=== Given entries ===

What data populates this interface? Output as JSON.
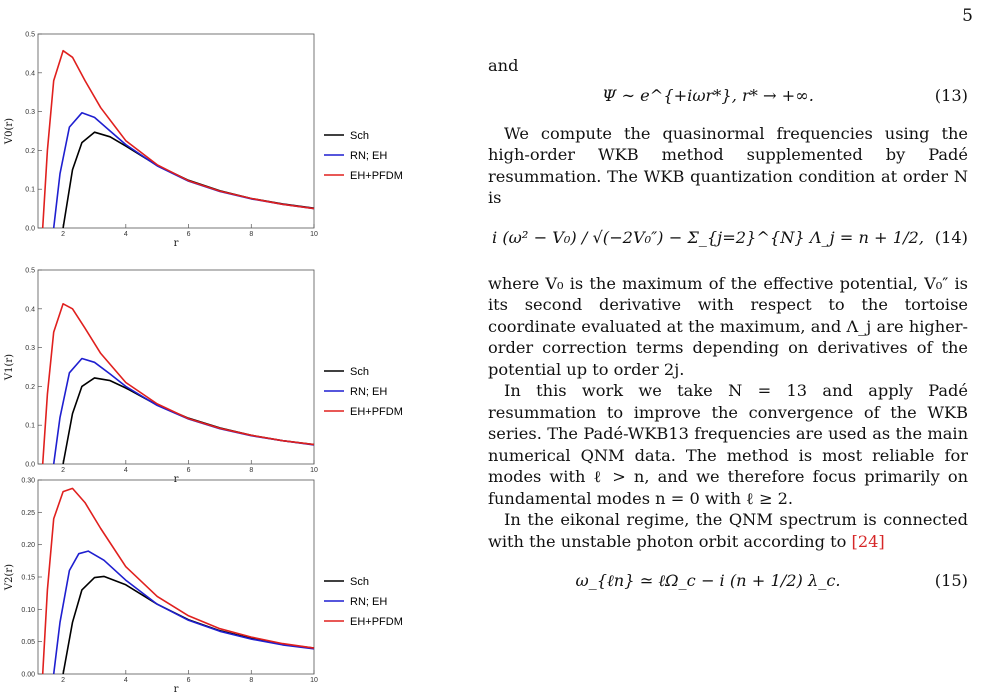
{
  "page_number": "5",
  "text": {
    "and": "and",
    "eq13_body": "Ψ ∼ e^{+iωr*},    r* → +∞.",
    "eq13_num": "(13)",
    "para1": "We compute the quasinormal frequencies using the high-order WKB method supplemented by Padé resummation. The WKB quantization condition at order N is",
    "eq14_body": "i (ω² − V₀) / √(−2V₀″) − Σ_{j=2}^{N} Λ_j = n + 1/2,",
    "eq14_num": "(14)",
    "para2": "where V₀ is the maximum of the effective potential, V₀″ is its second derivative with respect to the tortoise coordinate evaluated at the maximum, and Λ_j are higher-order correction terms depending on derivatives of the potential up to order 2j.",
    "para3": "In this work we take N = 13 and apply Padé resummation to improve the convergence of the WKB series. The Padé-WKB13 frequencies are used as the main numerical QNM data. The method is most reliable for modes with ℓ > n, and we therefore focus primarily on fundamental modes n = 0 with ℓ ≥ 2.",
    "para4_pre": "In the eikonal regime, the QNM spectrum is connected with the unstable photon orbit according to ",
    "para4_ref": "[24]",
    "eq15_body": "ω_{ℓn} ≃ ℓΩ_c − i (n + 1/2) λ_c.",
    "eq15_num": "(15)"
  },
  "legend": [
    "Sch",
    "RN; EH",
    "EH+PFDM"
  ],
  "colors": {
    "Sch": "#000000",
    "RN; EH": "#1f1fd0",
    "EH+PFDM": "#e0201e"
  },
  "chart_data": [
    {
      "type": "line",
      "xlabel": "r",
      "ylabel": "V0(r)",
      "xlim": [
        1.2,
        10
      ],
      "ylim": [
        0,
        0.5
      ],
      "xticks": [
        2,
        4,
        6,
        8,
        10
      ],
      "yticks": [
        0.0,
        0.1,
        0.2,
        0.3,
        0.4,
        0.5
      ],
      "series": [
        {
          "name": "Sch",
          "x": [
            2.0,
            2.3,
            2.6,
            3.0,
            3.5,
            4,
            5,
            6,
            7,
            8,
            9,
            10
          ],
          "y": [
            0.0,
            0.15,
            0.22,
            0.247,
            0.235,
            0.211,
            0.161,
            0.123,
            0.096,
            0.076,
            0.062,
            0.051
          ]
        },
        {
          "name": "RN; EH",
          "x": [
            1.7,
            1.9,
            2.2,
            2.6,
            3.0,
            3.5,
            4,
            5,
            6,
            7,
            8,
            9,
            10
          ],
          "y": [
            0.0,
            0.14,
            0.26,
            0.297,
            0.285,
            0.25,
            0.215,
            0.16,
            0.121,
            0.094,
            0.075,
            0.061,
            0.05
          ]
        },
        {
          "name": "EH+PFDM",
          "x": [
            1.35,
            1.5,
            1.7,
            2.0,
            2.3,
            2.7,
            3.2,
            4,
            5,
            6,
            7,
            8,
            9,
            10
          ],
          "y": [
            0.0,
            0.2,
            0.38,
            0.457,
            0.44,
            0.38,
            0.31,
            0.225,
            0.163,
            0.122,
            0.095,
            0.076,
            0.061,
            0.05
          ]
        }
      ]
    },
    {
      "type": "line",
      "xlabel": "r",
      "ylabel": "V1(r)",
      "xlim": [
        1.2,
        10
      ],
      "ylim": [
        0,
        0.5
      ],
      "xticks": [
        2,
        4,
        6,
        8,
        10
      ],
      "yticks": [
        0.0,
        0.1,
        0.2,
        0.3,
        0.4,
        0.5
      ],
      "series": [
        {
          "name": "Sch",
          "x": [
            2.0,
            2.3,
            2.6,
            3.0,
            3.5,
            4,
            5,
            6,
            7,
            8,
            9,
            10
          ],
          "y": [
            0.0,
            0.13,
            0.2,
            0.222,
            0.215,
            0.196,
            0.152,
            0.118,
            0.093,
            0.074,
            0.06,
            0.05
          ]
        },
        {
          "name": "RN; EH",
          "x": [
            1.7,
            1.9,
            2.2,
            2.6,
            3.0,
            3.5,
            4,
            5,
            6,
            7,
            8,
            9,
            10
          ],
          "y": [
            0.0,
            0.12,
            0.235,
            0.272,
            0.262,
            0.232,
            0.2,
            0.151,
            0.116,
            0.091,
            0.073,
            0.06,
            0.049
          ]
        },
        {
          "name": "EH+PFDM",
          "x": [
            1.35,
            1.5,
            1.7,
            2.0,
            2.3,
            2.7,
            3.2,
            4,
            5,
            6,
            7,
            8,
            9,
            10
          ],
          "y": [
            0.0,
            0.18,
            0.34,
            0.413,
            0.4,
            0.35,
            0.285,
            0.21,
            0.155,
            0.117,
            0.092,
            0.074,
            0.06,
            0.05
          ]
        }
      ]
    },
    {
      "type": "line",
      "xlabel": "r",
      "ylabel": "V2(r)",
      "xlim": [
        1.2,
        10
      ],
      "ylim": [
        0,
        0.3
      ],
      "xticks": [
        2,
        4,
        6,
        8,
        10
      ],
      "yticks": [
        0.0,
        0.05,
        0.1,
        0.15,
        0.2,
        0.25,
        0.3
      ],
      "series": [
        {
          "name": "Sch",
          "x": [
            2.0,
            2.3,
            2.6,
            3.0,
            3.3,
            4,
            5,
            6,
            7,
            8,
            9,
            10
          ],
          "y": [
            0.0,
            0.08,
            0.13,
            0.149,
            0.151,
            0.138,
            0.108,
            0.084,
            0.067,
            0.055,
            0.046,
            0.04
          ]
        },
        {
          "name": "RN; EH",
          "x": [
            1.7,
            1.9,
            2.2,
            2.5,
            2.8,
            3.3,
            4,
            5,
            6,
            7,
            8,
            9,
            10
          ],
          "y": [
            0.0,
            0.08,
            0.16,
            0.186,
            0.19,
            0.176,
            0.145,
            0.108,
            0.083,
            0.066,
            0.054,
            0.045,
            0.039
          ]
        },
        {
          "name": "EH+PFDM",
          "x": [
            1.35,
            1.5,
            1.7,
            2.0,
            2.3,
            2.7,
            3.2,
            4,
            5,
            6,
            7,
            8,
            9,
            10
          ],
          "y": [
            0.0,
            0.13,
            0.24,
            0.282,
            0.287,
            0.265,
            0.225,
            0.166,
            0.12,
            0.09,
            0.07,
            0.057,
            0.047,
            0.04
          ]
        }
      ]
    }
  ]
}
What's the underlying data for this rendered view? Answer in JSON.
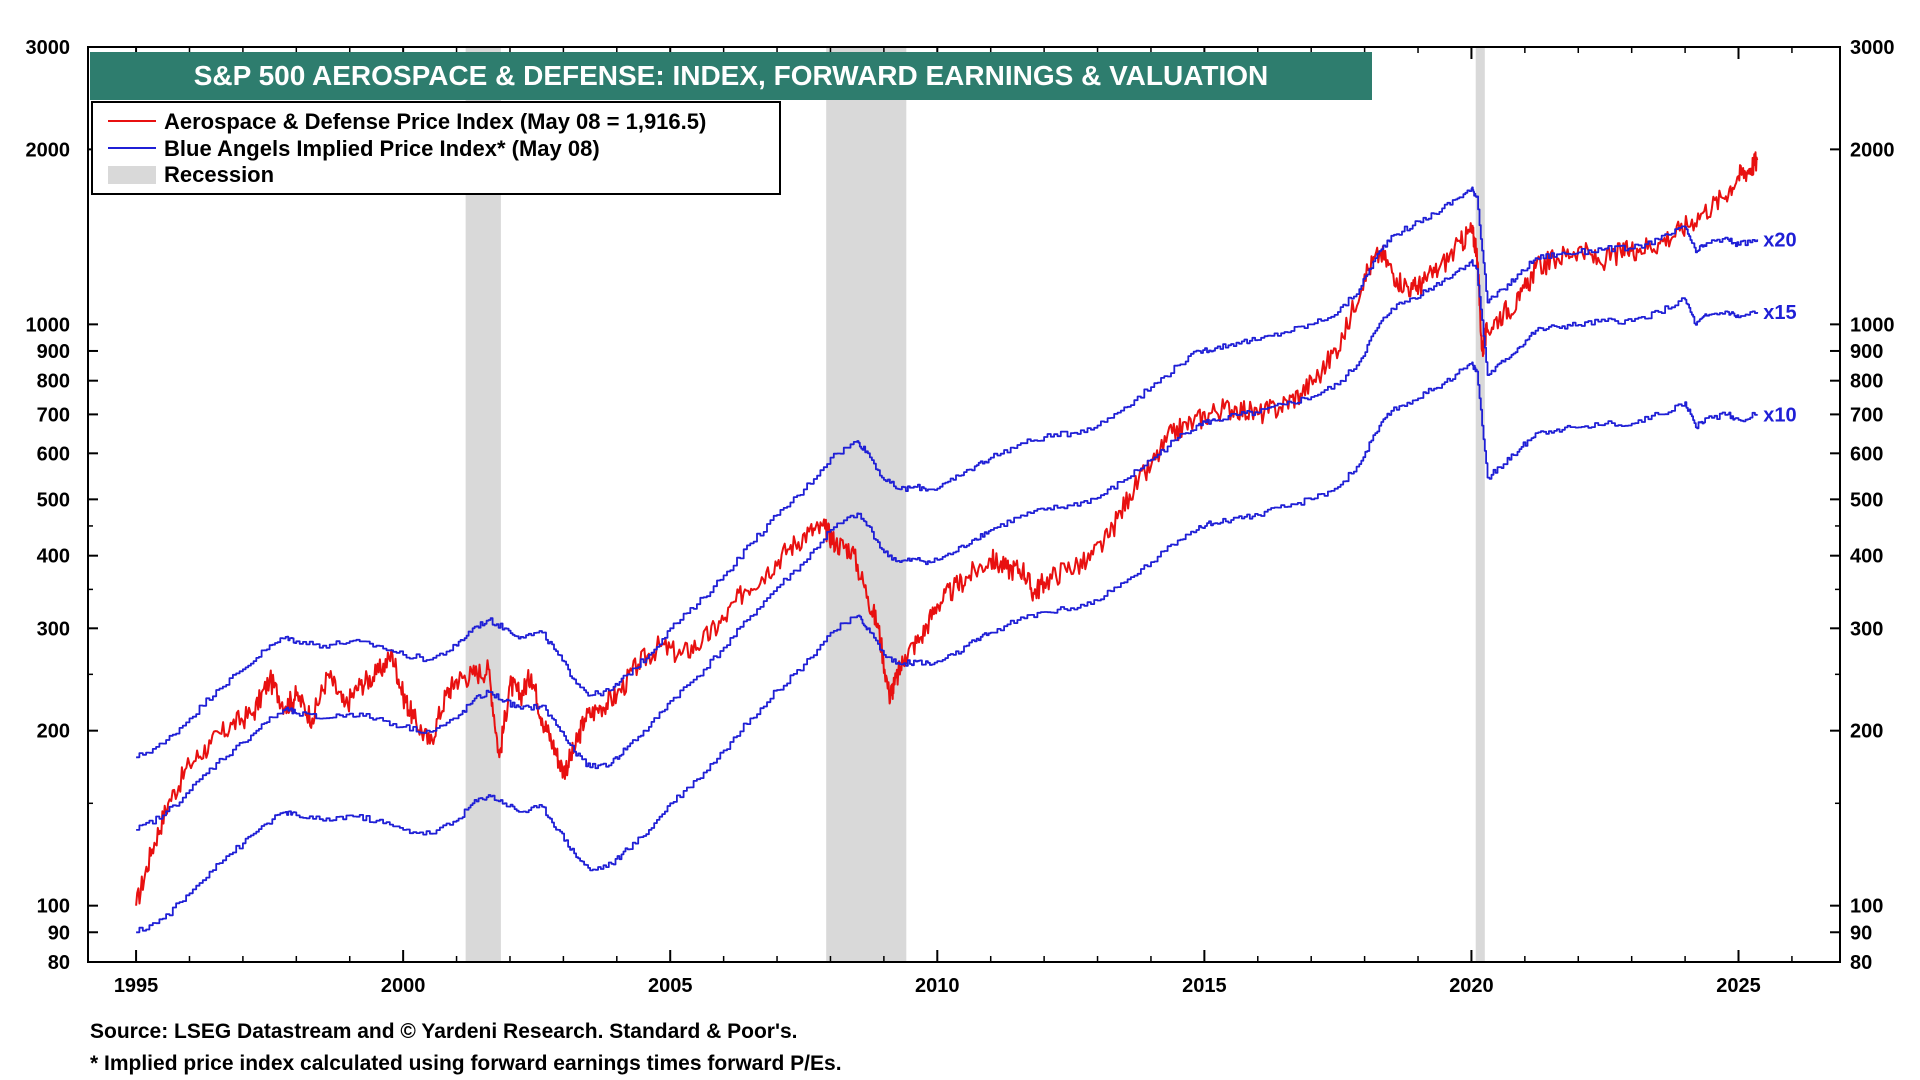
{
  "chart_data": {
    "type": "line",
    "title": "S&P 500 AEROSPACE & DEFENSE: INDEX, FORWARD EARNINGS & VALUATION",
    "y_scale": "log",
    "ylim": [
      80,
      3000
    ],
    "xlim": [
      1994.1,
      2026.9
    ],
    "y_ticks": [
      80,
      90,
      100,
      200,
      300,
      400,
      500,
      600,
      700,
      800,
      900,
      1000,
      2000,
      3000
    ],
    "y_tick_labels": [
      "80",
      "90",
      "100",
      "200",
      "300",
      "400",
      "500",
      "600",
      "700",
      "800",
      "900",
      "1000",
      "2000",
      "3000"
    ],
    "x_ticks": [
      1995,
      2000,
      2005,
      2010,
      2015,
      2020,
      2025
    ],
    "x_tick_labels": [
      "1995",
      "2000",
      "2005",
      "2010",
      "2015",
      "2020",
      "2025"
    ],
    "colors": {
      "price": "#e81010",
      "implied": "#1f1fd6",
      "recession": "#d9d9d9",
      "title_bg": "#2e7d6e"
    },
    "legend": [
      {
        "label": "Aerospace & Defense Price Index (May 08 = 1,916.5)",
        "kind": "line",
        "color": "#e81010"
      },
      {
        "label": "Blue Angels Implied Price Index* (May 08)",
        "kind": "line",
        "color": "#1f1fd6"
      },
      {
        "label": "Recession",
        "kind": "band",
        "color": "#d9d9d9"
      }
    ],
    "recessions": [
      {
        "start": 2001.17,
        "end": 2001.83
      },
      {
        "start": 2007.92,
        "end": 2009.42
      },
      {
        "start": 2020.08,
        "end": 2020.25
      }
    ],
    "series": [
      {
        "name": "Aerospace & Defense Price Index",
        "color": "#e81010",
        "x": [
          1995.0,
          1995.3,
          1995.6,
          1996.0,
          1996.4,
          1996.8,
          1997.2,
          1997.5,
          1997.8,
          1998.0,
          1998.3,
          1998.6,
          1998.9,
          1999.2,
          1999.5,
          1999.8,
          2000.0,
          2000.2,
          2000.5,
          2000.8,
          2001.0,
          2001.3,
          2001.6,
          2001.8,
          2002.0,
          2002.2,
          2002.4,
          2002.6,
          2002.8,
          2003.0,
          2003.2,
          2003.4,
          2003.7,
          2004.0,
          2004.4,
          2004.8,
          2005.2,
          2005.6,
          2006.0,
          2006.4,
          2006.8,
          2007.2,
          2007.6,
          2007.9,
          2008.1,
          2008.4,
          2008.7,
          2008.9,
          2009.1,
          2009.2,
          2009.4,
          2009.7,
          2010.0,
          2010.3,
          2010.6,
          2011.0,
          2011.3,
          2011.6,
          2011.8,
          2012.0,
          2012.4,
          2012.8,
          2013.2,
          2013.6,
          2014.0,
          2014.4,
          2014.8,
          2015.2,
          2015.6,
          2016.0,
          2016.4,
          2016.8,
          2017.2,
          2017.6,
          2018.0,
          2018.3,
          2018.6,
          2018.9,
          2019.1,
          2019.4,
          2019.8,
          2020.0,
          2020.1,
          2020.2,
          2020.3,
          2020.6,
          2020.9,
          2021.2,
          2021.6,
          2022.0,
          2022.4,
          2022.8,
          2023.1,
          2023.5,
          2023.9,
          2024.3,
          2024.7,
          2025.0,
          2025.2,
          2025.35
        ],
        "values": [
          100,
          125,
          150,
          175,
          190,
          205,
          215,
          245,
          220,
          230,
          210,
          250,
          220,
          240,
          250,
          270,
          230,
          210,
          190,
          230,
          245,
          250,
          255,
          180,
          240,
          230,
          250,
          210,
          190,
          170,
          185,
          210,
          220,
          230,
          260,
          280,
          270,
          285,
          310,
          350,
          375,
          410,
          440,
          445,
          420,
          410,
          340,
          300,
          230,
          240,
          270,
          290,
          330,
          350,
          370,
          395,
          380,
          380,
          345,
          360,
          380,
          390,
          430,
          510,
          570,
          650,
          680,
          710,
          720,
          700,
          720,
          760,
          830,
          950,
          1220,
          1330,
          1200,
          1150,
          1180,
          1250,
          1380,
          1450,
          1350,
          900,
          980,
          1050,
          1100,
          1250,
          1300,
          1350,
          1280,
          1330,
          1350,
          1380,
          1450,
          1550,
          1650,
          1800,
          1850,
          1916.5
        ]
      },
      {
        "name": "Blue Angels Implied Price Index x20",
        "color": "#1f1fd6",
        "label": "x20",
        "x": [
          1995.0,
          1995.5,
          1996.0,
          1996.5,
          1997.0,
          1997.4,
          1997.8,
          1998.0,
          1998.5,
          1999.0,
          1999.5,
          2000.0,
          2000.5,
          2001.0,
          2001.3,
          2001.6,
          2001.9,
          2002.2,
          2002.6,
          2002.9,
          2003.2,
          2003.5,
          2003.9,
          2004.2,
          2004.6,
          2005.0,
          2005.5,
          2006.0,
          2006.5,
          2007.0,
          2007.5,
          2008.0,
          2008.5,
          2008.7,
          2009.0,
          2009.3,
          2009.6,
          2009.9,
          2010.3,
          2010.7,
          2011.0,
          2011.5,
          2012.0,
          2012.5,
          2013.0,
          2013.5,
          2014.0,
          2014.5,
          2014.9,
          2015.2,
          2015.6,
          2016.0,
          2016.5,
          2017.0,
          2017.5,
          2017.9,
          2018.2,
          2018.5,
          2018.9,
          2019.3,
          2019.7,
          2020.0,
          2020.1,
          2020.3,
          2020.6,
          2020.9,
          2021.2,
          2021.6,
          2022.0,
          2022.5,
          2023.0,
          2023.5,
          2024.0,
          2024.2,
          2024.4,
          2024.8,
          2025.0,
          2025.35
        ],
        "values": [
          180,
          190,
          210,
          235,
          255,
          275,
          290,
          285,
          280,
          285,
          280,
          270,
          265,
          280,
          300,
          310,
          300,
          290,
          295,
          270,
          245,
          230,
          235,
          250,
          270,
          300,
          330,
          370,
          420,
          470,
          520,
          590,
          630,
          600,
          540,
          520,
          525,
          520,
          540,
          570,
          590,
          620,
          640,
          650,
          670,
          720,
          780,
          850,
          900,
          910,
          930,
          940,
          970,
          1000,
          1050,
          1150,
          1300,
          1420,
          1480,
          1550,
          1640,
          1710,
          1660,
          1090,
          1150,
          1220,
          1300,
          1320,
          1330,
          1350,
          1350,
          1400,
          1470,
          1330,
          1380,
          1400,
          1370,
          1400
        ]
      },
      {
        "name": "Blue Angels Implied Price Index x15",
        "color": "#1f1fd6",
        "label": "x15",
        "x": [
          1995.0,
          1995.5,
          1996.0,
          1996.5,
          1997.0,
          1997.4,
          1997.8,
          1998.0,
          1998.5,
          1999.0,
          1999.5,
          2000.0,
          2000.5,
          2001.0,
          2001.3,
          2001.6,
          2001.9,
          2002.2,
          2002.6,
          2002.9,
          2003.2,
          2003.5,
          2003.9,
          2004.2,
          2004.6,
          2005.0,
          2005.5,
          2006.0,
          2006.5,
          2007.0,
          2007.5,
          2008.0,
          2008.5,
          2008.7,
          2009.0,
          2009.3,
          2009.6,
          2009.9,
          2010.3,
          2010.7,
          2011.0,
          2011.5,
          2012.0,
          2012.5,
          2013.0,
          2013.5,
          2014.0,
          2014.5,
          2014.9,
          2015.2,
          2015.6,
          2016.0,
          2016.5,
          2017.0,
          2017.5,
          2017.9,
          2018.2,
          2018.5,
          2018.9,
          2019.3,
          2019.7,
          2020.0,
          2020.1,
          2020.3,
          2020.6,
          2020.9,
          2021.2,
          2021.6,
          2022.0,
          2022.5,
          2023.0,
          2023.5,
          2024.0,
          2024.2,
          2024.4,
          2024.8,
          2025.0,
          2025.35
        ],
        "values": [
          135,
          143,
          158,
          176,
          191,
          206,
          218,
          214,
          210,
          214,
          210,
          203,
          199,
          210,
          225,
          233,
          225,
          218,
          221,
          203,
          184,
          173,
          176,
          188,
          203,
          225,
          248,
          278,
          315,
          353,
          390,
          443,
          473,
          450,
          405,
          390,
          394,
          390,
          405,
          428,
          443,
          465,
          480,
          488,
          503,
          540,
          585,
          638,
          675,
          683,
          698,
          705,
          728,
          750,
          788,
          863,
          975,
          1065,
          1110,
          1163,
          1230,
          1283,
          1245,
          818,
          863,
          915,
          975,
          990,
          998,
          1013,
          1013,
          1050,
          1103,
          998,
          1035,
          1050,
          1028,
          1050
        ]
      },
      {
        "name": "Blue Angels Implied Price Index x10",
        "color": "#1f1fd6",
        "label": "x10",
        "x": [
          1995.0,
          1995.5,
          1996.0,
          1996.5,
          1997.0,
          1997.4,
          1997.8,
          1998.0,
          1998.5,
          1999.0,
          1999.5,
          2000.0,
          2000.5,
          2001.0,
          2001.3,
          2001.6,
          2001.9,
          2002.2,
          2002.6,
          2002.9,
          2003.2,
          2003.5,
          2003.9,
          2004.2,
          2004.6,
          2005.0,
          2005.5,
          2006.0,
          2006.5,
          2007.0,
          2007.5,
          2008.0,
          2008.5,
          2008.7,
          2009.0,
          2009.3,
          2009.6,
          2009.9,
          2010.3,
          2010.7,
          2011.0,
          2011.5,
          2012.0,
          2012.5,
          2013.0,
          2013.5,
          2014.0,
          2014.5,
          2014.9,
          2015.2,
          2015.6,
          2016.0,
          2016.5,
          2017.0,
          2017.5,
          2017.9,
          2018.2,
          2018.5,
          2018.9,
          2019.3,
          2019.7,
          2020.0,
          2020.1,
          2020.3,
          2020.6,
          2020.9,
          2021.2,
          2021.6,
          2022.0,
          2022.5,
          2023.0,
          2023.5,
          2024.0,
          2024.2,
          2024.4,
          2024.8,
          2025.0,
          2025.35
        ],
        "values": [
          90,
          95,
          105,
          118,
          128,
          138,
          145,
          143,
          140,
          143,
          140,
          135,
          133,
          140,
          150,
          155,
          150,
          145,
          148,
          135,
          123,
          115,
          118,
          125,
          135,
          150,
          165,
          185,
          210,
          235,
          260,
          295,
          315,
          300,
          270,
          260,
          263,
          260,
          270,
          285,
          295,
          310,
          320,
          325,
          335,
          360,
          390,
          425,
          450,
          455,
          465,
          470,
          485,
          500,
          525,
          575,
          650,
          710,
          740,
          775,
          820,
          855,
          830,
          545,
          575,
          610,
          650,
          660,
          665,
          675,
          675,
          700,
          735,
          665,
          690,
          700,
          685,
          700
        ]
      }
    ]
  },
  "footer": {
    "source": "Source: LSEG Datastream and © Yardeni Research. Standard & Poor's.",
    "note": "* Implied price index calculated using forward earnings times forward P/Es."
  }
}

===

**To be done:**
Report all lines of the data above that include the string "JSON".

**Answer for this exercise:**
What data populates this interface? Output as JSON.
What's the underlying data for this rendered view? Answer in JSON.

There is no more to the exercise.